**Work to complete**
Locate each line in the rows that contains the string "volume" with matching case, and copy those lines.

**Input material**
>>>

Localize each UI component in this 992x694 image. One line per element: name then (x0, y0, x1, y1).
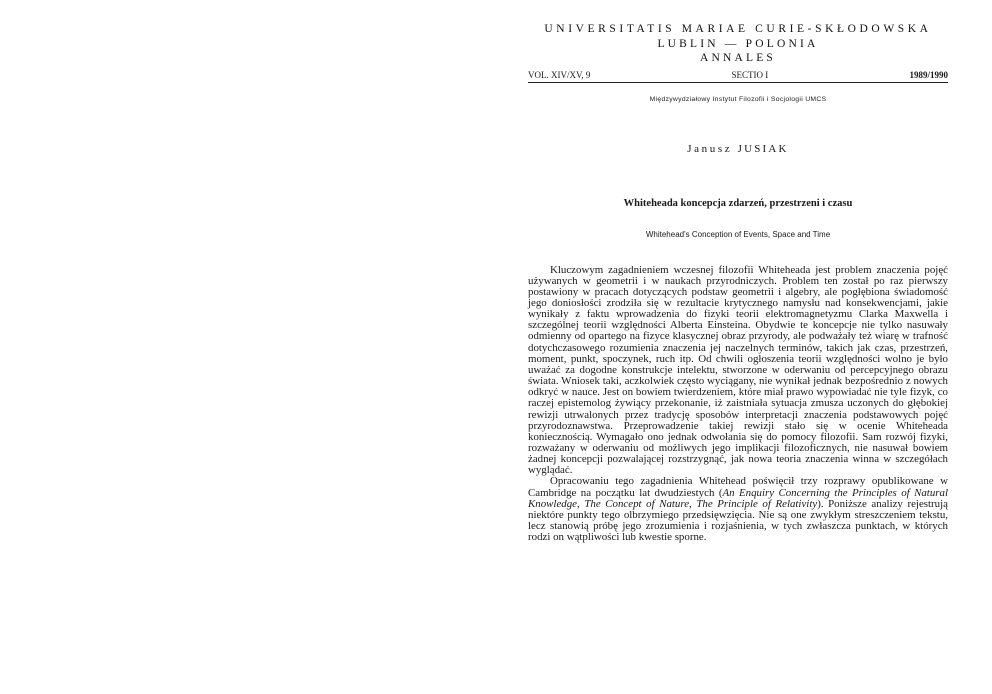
paragraph-1: Kluczowym zagadnieniem wczesnej filozofii Whiteheada jest problem znaczenia pojęć używanych w geometrii i w naukach przyrodniczych. Problem ten został po raz pierwszy postawiony w pracach dotyczących podstaw geometrii i algebry, ale pogłębiona świadomość jego doniosłości zrodziła się w rezultacie krytycznego namysłu nad konsekwencjami, jakie wynikały z faktu wprowadzenia do fizyki teorii elektromagnetyzmu Clarka Maxwella i szczególnej teorii względności Alberta Einsteina. Obydwie te koncepcje nie tylko nasuwały odmienny od opartego na fizyce klasycznej obraz przyrody, ale podważały też wiarę w trafność dotychczasowego rozumienia znaczenia jej naczelnych terminów, takich jak czas, przestrzeń, moment, punkt, spoczynek, ruch itp. Od chwili ogłoszenia teorii względności wolno je było uważać za dogodne konstrukcje intelektu, stworzone w oderwaniu od percepcyjnego obrazu świata. Wniosek taki, aczkolwiek często wyciągany, nie wynikał jednak bezpośrednio z nowych odkryć w nauce. Jest on bowiem twierdzeniem, które miał prawo wypowiadać nie tyle fizyk, co raczej epistemolog żywiący przekonanie, iż zaistniała sytuacja zmusza uczonych do głębokiej rewizji utrwalonych przez tradycję sposobów interpretacji znaczenia podstawowych pojęć przyrodoznawstwa. Przeprowadzenie takiej rewizji stało się w ocenie Whiteheada koniecznością. Wymagało ono jednak odwołania się do pomocy filozofii. Sam rozwój fizyki, rozważany w oderwaniu od możliwych jego implikacji filozoficznych, nie nasuwał bowiem żadnej koncepcji pozwalającej rozstrzygnąć, jak nowa teoria znaczenia winna w szczegółach wyglądać. (528, 263, 948, 477)
article-subtitle-english: Whitehead's Conception of Events, Space and Time (645, 229, 831, 239)
article-page (528, 22, 948, 543)
volume-number: VOL. XIV/XV, 9 (528, 69, 591, 80)
university-name: UNIVERSITATIS MARIAE CURIE-SKŁODOWSKA (544, 23, 932, 35)
author-first-name: Janusz (687, 142, 733, 155)
year-range: 1989/1990 (909, 69, 948, 80)
city-country: LUBLIN — POLONIA (657, 37, 819, 50)
institute-affiliation: Międzywydziałowy Instytut Filozofii i Socjologii UMCS (649, 95, 827, 103)
volume-row (528, 70, 948, 83)
paragraph-2-rest: ). Poniższe analizy rejestrują niektóre punkty tego olbrzymiego przedsięwzięcia. Nie są one zwykłym streszczeniem tekstu, lecz stanowią próbę jego zrozumienia i rozjaśnienia, w tych zwłaszcza punktach, w których rodzi on wątpliwości lub kwestie sporne. (528, 497, 948, 544)
author-last-name: JUSIAK (737, 142, 789, 155)
paragraph-2 (528, 476, 948, 543)
journal-name: ANNALES (699, 52, 777, 64)
author-name (528, 143, 948, 155)
cited-works: An Enquiry Concerning the Principles of Natural Knowledge, The Concept of Nature, The Principle of Relativity (528, 486, 948, 510)
article-body (528, 265, 948, 544)
article-title: Whiteheada koncepcja zdarzeń, przestrzeni i czasu (623, 197, 853, 209)
paragraph-2-intro: Opracowaniu tego zagadnienia Whitehead poświęcił trzy rozprawy opublikowane w Cambridge na początku lat dwudziestych ( (528, 475, 948, 499)
section-label: SECTIO I (731, 69, 769, 80)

<<<

**Worked answer**
volume-number: VOL. XIV/XV, 9 (528, 69, 591, 80)
volume-row (528, 70, 948, 83)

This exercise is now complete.